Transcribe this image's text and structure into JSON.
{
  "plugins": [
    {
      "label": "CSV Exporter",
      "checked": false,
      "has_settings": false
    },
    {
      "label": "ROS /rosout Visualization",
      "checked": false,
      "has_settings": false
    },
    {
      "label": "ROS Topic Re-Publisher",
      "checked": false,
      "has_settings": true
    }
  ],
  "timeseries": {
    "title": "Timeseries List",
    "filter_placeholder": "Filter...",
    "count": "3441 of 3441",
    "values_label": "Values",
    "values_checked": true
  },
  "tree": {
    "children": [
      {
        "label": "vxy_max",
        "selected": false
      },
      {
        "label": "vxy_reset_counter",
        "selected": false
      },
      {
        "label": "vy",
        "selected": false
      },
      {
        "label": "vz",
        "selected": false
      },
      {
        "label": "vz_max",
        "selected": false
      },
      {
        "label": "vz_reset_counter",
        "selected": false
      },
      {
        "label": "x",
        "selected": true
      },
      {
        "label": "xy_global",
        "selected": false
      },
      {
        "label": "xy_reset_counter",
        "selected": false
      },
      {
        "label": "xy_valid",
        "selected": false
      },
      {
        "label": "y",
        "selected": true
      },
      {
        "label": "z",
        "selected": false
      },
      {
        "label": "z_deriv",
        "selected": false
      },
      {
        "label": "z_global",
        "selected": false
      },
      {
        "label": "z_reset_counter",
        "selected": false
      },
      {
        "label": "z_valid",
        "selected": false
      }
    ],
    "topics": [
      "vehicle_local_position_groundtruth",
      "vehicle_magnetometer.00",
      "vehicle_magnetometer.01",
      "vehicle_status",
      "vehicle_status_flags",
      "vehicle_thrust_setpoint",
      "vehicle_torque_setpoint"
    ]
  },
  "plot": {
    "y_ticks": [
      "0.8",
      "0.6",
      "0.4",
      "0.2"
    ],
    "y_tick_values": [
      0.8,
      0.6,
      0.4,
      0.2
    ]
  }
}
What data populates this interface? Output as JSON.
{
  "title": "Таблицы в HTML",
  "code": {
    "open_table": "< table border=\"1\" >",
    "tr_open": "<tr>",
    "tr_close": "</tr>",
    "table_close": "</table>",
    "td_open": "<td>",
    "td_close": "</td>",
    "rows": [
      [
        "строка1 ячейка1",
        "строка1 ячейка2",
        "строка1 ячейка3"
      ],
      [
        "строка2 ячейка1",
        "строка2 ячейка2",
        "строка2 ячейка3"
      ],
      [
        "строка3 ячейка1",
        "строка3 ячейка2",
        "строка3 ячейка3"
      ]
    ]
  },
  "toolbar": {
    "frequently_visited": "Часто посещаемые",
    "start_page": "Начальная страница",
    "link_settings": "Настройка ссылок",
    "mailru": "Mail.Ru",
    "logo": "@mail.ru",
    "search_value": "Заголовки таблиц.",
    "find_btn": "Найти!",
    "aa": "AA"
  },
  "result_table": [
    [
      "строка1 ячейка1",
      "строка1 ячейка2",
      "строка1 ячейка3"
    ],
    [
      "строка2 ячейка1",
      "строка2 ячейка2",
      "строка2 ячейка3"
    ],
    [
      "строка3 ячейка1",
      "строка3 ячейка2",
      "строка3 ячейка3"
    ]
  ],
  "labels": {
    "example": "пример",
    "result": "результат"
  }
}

---

_TASK TO CARRY OUT_
Write out, word for word, every line from the one containing "What data populates" through the last line of the records above.

_ANSWER IN FULL_
What data populates this interface? Output as JSON.
{
  "title": "Таблицы в HTML",
  "code": {
    "open_table": "< table border=\"1\" >",
    "tr_open": "<tr>",
    "tr_close": "</tr>",
    "table_close": "</table>",
    "td_open": "<td>",
    "td_close": "</td>",
    "rows": [
      [
        "строка1 ячейка1",
        "строка1 ячейка2",
        "строка1 ячейка3"
      ],
      [
        "строка2 ячейка1",
        "строка2 ячейка2",
        "строка2 ячейка3"
      ],
      [
        "строка3 ячейка1",
        "строка3 ячейка2",
        "строка3 ячейка3"
      ]
    ]
  },
  "toolbar": {
    "frequently_visited": "Часто посещаемые",
    "start_page": "Начальная страница",
    "link_settings": "Настройка ссылок",
    "mailru": "Mail.Ru",
    "logo": "@mail.ru",
    "search_value": "Заголовки таблиц.",
    "find_btn": "Найти!",
    "aa": "AA"
  },
  "result_table": [
    [
      "строка1 ячейка1",
      "строка1 ячейка2",
      "строка1 ячейка3"
    ],
    [
      "строка2 ячейка1",
      "строка2 ячейка2",
      "строка2 ячейка3"
    ],
    [
      "строка3 ячейка1",
      "строка3 ячейка2",
      "строка3 ячейка3"
    ]
  ],
  "labels": {
    "example": "пример",
    "result": "результат"
  }
}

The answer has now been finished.